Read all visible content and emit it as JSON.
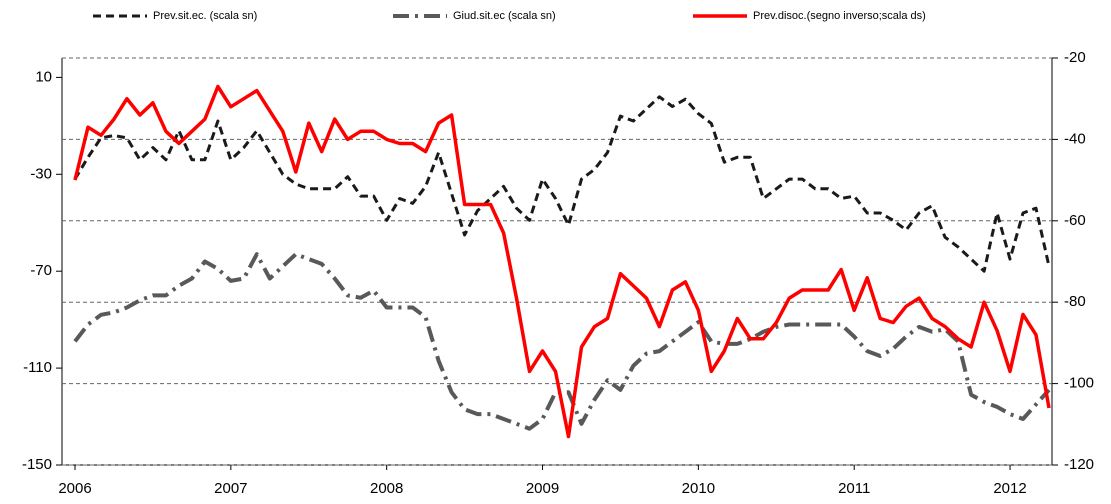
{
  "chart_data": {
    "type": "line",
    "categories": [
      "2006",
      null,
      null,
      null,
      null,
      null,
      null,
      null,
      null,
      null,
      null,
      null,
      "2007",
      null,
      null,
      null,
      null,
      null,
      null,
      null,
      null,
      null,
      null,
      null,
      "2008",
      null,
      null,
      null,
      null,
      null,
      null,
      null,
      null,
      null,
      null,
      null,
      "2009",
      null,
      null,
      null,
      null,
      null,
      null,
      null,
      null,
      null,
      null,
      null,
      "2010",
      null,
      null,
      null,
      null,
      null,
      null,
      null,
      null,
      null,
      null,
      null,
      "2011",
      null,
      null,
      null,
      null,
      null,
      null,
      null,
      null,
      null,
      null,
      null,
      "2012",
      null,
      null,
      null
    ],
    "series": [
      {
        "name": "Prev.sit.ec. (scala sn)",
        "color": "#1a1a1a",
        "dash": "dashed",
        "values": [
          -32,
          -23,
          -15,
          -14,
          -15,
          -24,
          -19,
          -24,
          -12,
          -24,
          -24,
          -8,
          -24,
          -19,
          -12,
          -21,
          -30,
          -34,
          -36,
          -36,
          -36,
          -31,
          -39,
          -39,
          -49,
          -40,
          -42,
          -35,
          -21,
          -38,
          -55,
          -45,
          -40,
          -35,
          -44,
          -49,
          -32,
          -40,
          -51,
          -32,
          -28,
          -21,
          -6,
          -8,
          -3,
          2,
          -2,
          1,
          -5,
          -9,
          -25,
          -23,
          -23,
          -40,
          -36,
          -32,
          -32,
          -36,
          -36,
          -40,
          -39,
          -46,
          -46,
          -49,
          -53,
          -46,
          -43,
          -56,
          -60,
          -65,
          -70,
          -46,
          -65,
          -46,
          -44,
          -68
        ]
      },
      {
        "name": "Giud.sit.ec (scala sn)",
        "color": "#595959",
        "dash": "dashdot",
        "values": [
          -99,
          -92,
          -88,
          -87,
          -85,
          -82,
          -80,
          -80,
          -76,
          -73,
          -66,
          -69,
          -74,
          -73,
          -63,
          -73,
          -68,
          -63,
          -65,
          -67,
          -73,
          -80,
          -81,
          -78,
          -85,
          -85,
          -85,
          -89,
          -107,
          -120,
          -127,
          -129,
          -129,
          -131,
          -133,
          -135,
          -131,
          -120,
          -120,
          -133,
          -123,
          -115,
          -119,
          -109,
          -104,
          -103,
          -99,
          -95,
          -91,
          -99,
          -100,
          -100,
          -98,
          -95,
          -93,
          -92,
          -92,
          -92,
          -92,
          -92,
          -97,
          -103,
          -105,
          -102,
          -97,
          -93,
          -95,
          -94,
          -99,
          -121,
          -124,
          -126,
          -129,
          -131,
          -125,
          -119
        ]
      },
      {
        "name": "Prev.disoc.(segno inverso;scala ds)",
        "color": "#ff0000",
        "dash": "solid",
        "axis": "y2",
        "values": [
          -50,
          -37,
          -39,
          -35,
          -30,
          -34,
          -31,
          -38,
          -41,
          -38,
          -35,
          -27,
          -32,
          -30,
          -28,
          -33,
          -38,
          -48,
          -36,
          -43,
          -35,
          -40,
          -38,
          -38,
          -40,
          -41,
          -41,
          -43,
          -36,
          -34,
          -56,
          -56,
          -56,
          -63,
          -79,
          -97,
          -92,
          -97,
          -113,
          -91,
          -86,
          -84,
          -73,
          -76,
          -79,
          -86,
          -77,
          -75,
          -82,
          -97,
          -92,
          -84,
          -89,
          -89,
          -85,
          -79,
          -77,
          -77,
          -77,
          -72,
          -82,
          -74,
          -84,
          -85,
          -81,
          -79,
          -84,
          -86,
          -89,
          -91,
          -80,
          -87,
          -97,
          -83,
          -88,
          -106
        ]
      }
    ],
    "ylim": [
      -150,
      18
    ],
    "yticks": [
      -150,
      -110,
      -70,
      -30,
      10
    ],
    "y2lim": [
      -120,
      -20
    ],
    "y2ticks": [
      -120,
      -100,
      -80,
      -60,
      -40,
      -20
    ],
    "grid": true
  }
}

## What this task involves
Return all of the entries word for word, but omit the pictures.

## Complete answer
Read all visible content and emit it as JSON.
{
  "chart_data": {
    "type": "line",
    "categories": [
      "2006",
      null,
      null,
      null,
      null,
      null,
      null,
      null,
      null,
      null,
      null,
      null,
      "2007",
      null,
      null,
      null,
      null,
      null,
      null,
      null,
      null,
      null,
      null,
      null,
      "2008",
      null,
      null,
      null,
      null,
      null,
      null,
      null,
      null,
      null,
      null,
      null,
      "2009",
      null,
      null,
      null,
      null,
      null,
      null,
      null,
      null,
      null,
      null,
      null,
      "2010",
      null,
      null,
      null,
      null,
      null,
      null,
      null,
      null,
      null,
      null,
      null,
      "2011",
      null,
      null,
      null,
      null,
      null,
      null,
      null,
      null,
      null,
      null,
      null,
      "2012",
      null,
      null,
      null
    ],
    "series": [
      {
        "name": "Prev.sit.ec. (scala sn)",
        "color": "#1a1a1a",
        "dash": "dashed",
        "values": [
          -32,
          -23,
          -15,
          -14,
          -15,
          -24,
          -19,
          -24,
          -12,
          -24,
          -24,
          -8,
          -24,
          -19,
          -12,
          -21,
          -30,
          -34,
          -36,
          -36,
          -36,
          -31,
          -39,
          -39,
          -49,
          -40,
          -42,
          -35,
          -21,
          -38,
          -55,
          -45,
          -40,
          -35,
          -44,
          -49,
          -32,
          -40,
          -51,
          -32,
          -28,
          -21,
          -6,
          -8,
          -3,
          2,
          -2,
          1,
          -5,
          -9,
          -25,
          -23,
          -23,
          -40,
          -36,
          -32,
          -32,
          -36,
          -36,
          -40,
          -39,
          -46,
          -46,
          -49,
          -53,
          -46,
          -43,
          -56,
          -60,
          -65,
          -70,
          -46,
          -65,
          -46,
          -44,
          -68
        ]
      },
      {
        "name": "Giud.sit.ec (scala sn)",
        "color": "#595959",
        "dash": "dashdot",
        "values": [
          -99,
          -92,
          -88,
          -87,
          -85,
          -82,
          -80,
          -80,
          -76,
          -73,
          -66,
          -69,
          -74,
          -73,
          -63,
          -73,
          -68,
          -63,
          -65,
          -67,
          -73,
          -80,
          -81,
          -78,
          -85,
          -85,
          -85,
          -89,
          -107,
          -120,
          -127,
          -129,
          -129,
          -131,
          -133,
          -135,
          -131,
          -120,
          -120,
          -133,
          -123,
          -115,
          -119,
          -109,
          -104,
          -103,
          -99,
          -95,
          -91,
          -99,
          -100,
          -100,
          -98,
          -95,
          -93,
          -92,
          -92,
          -92,
          -92,
          -92,
          -97,
          -103,
          -105,
          -102,
          -97,
          -93,
          -95,
          -94,
          -99,
          -121,
          -124,
          -126,
          -129,
          -131,
          -125,
          -119
        ]
      },
      {
        "name": "Prev.disoc.(segno inverso;scala ds)",
        "color": "#ff0000",
        "dash": "solid",
        "axis": "y2",
        "values": [
          -50,
          -37,
          -39,
          -35,
          -30,
          -34,
          -31,
          -38,
          -41,
          -38,
          -35,
          -27,
          -32,
          -30,
          -28,
          -33,
          -38,
          -48,
          -36,
          -43,
          -35,
          -40,
          -38,
          -38,
          -40,
          -41,
          -41,
          -43,
          -36,
          -34,
          -56,
          -56,
          -56,
          -63,
          -79,
          -97,
          -92,
          -97,
          -113,
          -91,
          -86,
          -84,
          -73,
          -76,
          -79,
          -86,
          -77,
          -75,
          -82,
          -97,
          -92,
          -84,
          -89,
          -89,
          -85,
          -79,
          -77,
          -77,
          -77,
          -72,
          -82,
          -74,
          -84,
          -85,
          -81,
          -79,
          -84,
          -86,
          -89,
          -91,
          -80,
          -87,
          -97,
          -83,
          -88,
          -106
        ]
      }
    ],
    "ylim": [
      -150,
      18
    ],
    "yticks": [
      -150,
      -110,
      -70,
      -30,
      10
    ],
    "y2lim": [
      -120,
      -20
    ],
    "y2ticks": [
      -120,
      -100,
      -80,
      -60,
      -40,
      -20
    ],
    "grid": true
  }
}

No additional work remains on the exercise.